(Your instructions):
For the data below, report only the number of lines containing the string "следующей".

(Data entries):
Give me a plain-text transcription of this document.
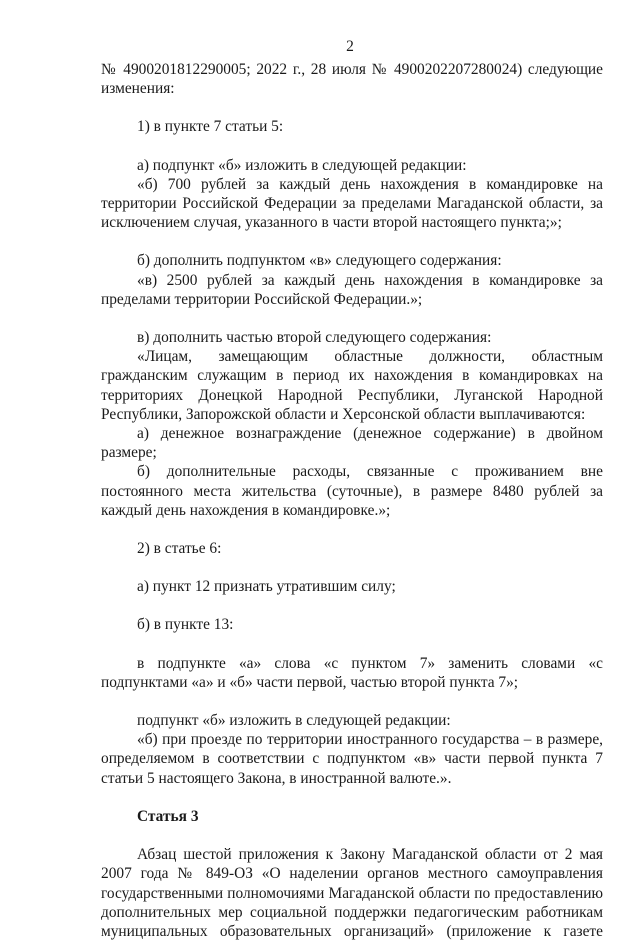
2

№ 4900201812290005; 2022 г., 28 июля № 4900202207280024) следующие изменения:

1) в пункте 7 статьи 5:

а) подпункт «б» изложить в следующей редакции:

«б) 700 рублей за каждый день нахождения в командировке на территории Российской Федерации за пределами Магаданской области, за исключением случая, указанного в части второй настоящего пункта;»;

б) дополнить подпунктом «в» следующего содержания:

«в) 2500 рублей за каждый день нахождения в командировке за пределами территории Российской Федерации.»;

в) дополнить частью второй следующего содержания:

«Лицам, замещающим областные должности, областным гражданским служащим в период их нахождения в командировках на территориях Донецкой Народной Республики, Луганской Народной Республики, Запорожской области и Херсонской области выплачиваются:

а) денежное вознаграждение (денежное содержание) в двойном размере;

б) дополнительные расходы, связанные с проживанием вне постоянного места жительства (суточные), в размере 8480 рублей за каждый день нахождения в командировке.»;

2) в статье 6:

а) пункт 12 признать утратившим силу;

б) в пункте 13:

в подпункте «а» слова «с пунктом 7» заменить словами «с подпунктами «а» и «б» части первой, частью второй пункта 7»;

подпункт «б» изложить в следующей редакции:

«б) при проезде по территории иностранного государства – в размере, определяемом в соответствии с подпунктом «в» части первой пункта 7 статьи 5 настоящего Закона, в иностранной валюте.».

Статья 3

Абзац шестой приложения к Закону Магаданской области от 2 мая 2007 года № 849-ОЗ «О наделении органов местного самоуправления государственными полномочиями Магаданской области по предоставлению дополнительных мер социальной поддержки педагогическим работникам муниципальных образовательных организаций» (приложение к газете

(Result of the task):
2